PROVIDED ENTRIES>

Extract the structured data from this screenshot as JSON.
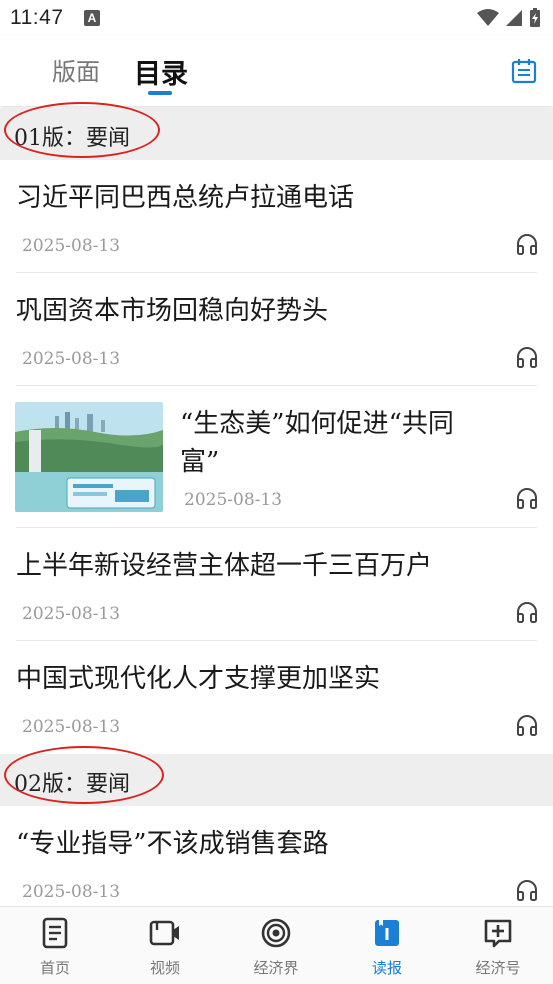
{
  "status_bar": {
    "time": "11:47",
    "notification_badge": "A"
  },
  "top_tabs": {
    "layout_label": "版面",
    "toc_label": "目录",
    "active": "目录"
  },
  "sections": [
    {
      "title": "01版：要闻"
    },
    {
      "title": "02版：要闻"
    }
  ],
  "articles": [
    {
      "title": "习近平同巴西总统卢拉通电话",
      "date": "2025-08-13"
    },
    {
      "title": "巩固资本市场回稳向好势头",
      "date": "2025-08-13"
    },
    {
      "title_line1": "“生态美”如何促进“共同",
      "title_line2": "富”",
      "date": "2025-08-13",
      "has_thumbnail": true
    },
    {
      "title": "上半年新设经营主体超一千三百万户",
      "date": "2025-08-13"
    },
    {
      "title": "中国式现代化人才支撑更加坚实",
      "date": "2025-08-13"
    },
    {
      "title": "“专业指导”不该成销售套路",
      "date": "2025-08-13"
    }
  ],
  "bottom_nav": [
    {
      "label": "首页",
      "icon": "document-icon"
    },
    {
      "label": "视频",
      "icon": "video-icon"
    },
    {
      "label": "经济界",
      "icon": "target-icon"
    },
    {
      "label": "读报",
      "icon": "book-icon",
      "active": true
    },
    {
      "label": "经济号",
      "icon": "add-note-icon"
    }
  ],
  "colors": {
    "accent": "#1b7fd6",
    "annotation_red": "#d9241e",
    "section_bg": "#eeeeee"
  }
}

PROBLEM TO WORK ON>
All of the lines above should be retyped precisely, apart from the pictures.

WORKED SOLUTION>
Extract the structured data from this screenshot as JSON.
{
  "status_bar": {
    "time": "11:47",
    "notification_badge": "A"
  },
  "top_tabs": {
    "layout_label": "版面",
    "toc_label": "目录",
    "active": "目录"
  },
  "sections": [
    {
      "title": "01版：要闻"
    },
    {
      "title": "02版：要闻"
    }
  ],
  "articles": [
    {
      "title": "习近平同巴西总统卢拉通电话",
      "date": "2025-08-13"
    },
    {
      "title": "巩固资本市场回稳向好势头",
      "date": "2025-08-13"
    },
    {
      "title_line1": "“生态美”如何促进“共同",
      "title_line2": "富”",
      "date": "2025-08-13",
      "has_thumbnail": true
    },
    {
      "title": "上半年新设经营主体超一千三百万户",
      "date": "2025-08-13"
    },
    {
      "title": "中国式现代化人才支撑更加坚实",
      "date": "2025-08-13"
    },
    {
      "title": "“专业指导”不该成销售套路",
      "date": "2025-08-13"
    }
  ],
  "bottom_nav": [
    {
      "label": "首页",
      "icon": "document-icon"
    },
    {
      "label": "视频",
      "icon": "video-icon"
    },
    {
      "label": "经济界",
      "icon": "target-icon"
    },
    {
      "label": "读报",
      "icon": "book-icon",
      "active": true
    },
    {
      "label": "经济号",
      "icon": "add-note-icon"
    }
  ],
  "colors": {
    "accent": "#1b7fd6",
    "annotation_red": "#d9241e",
    "section_bg": "#eeeeee"
  }
}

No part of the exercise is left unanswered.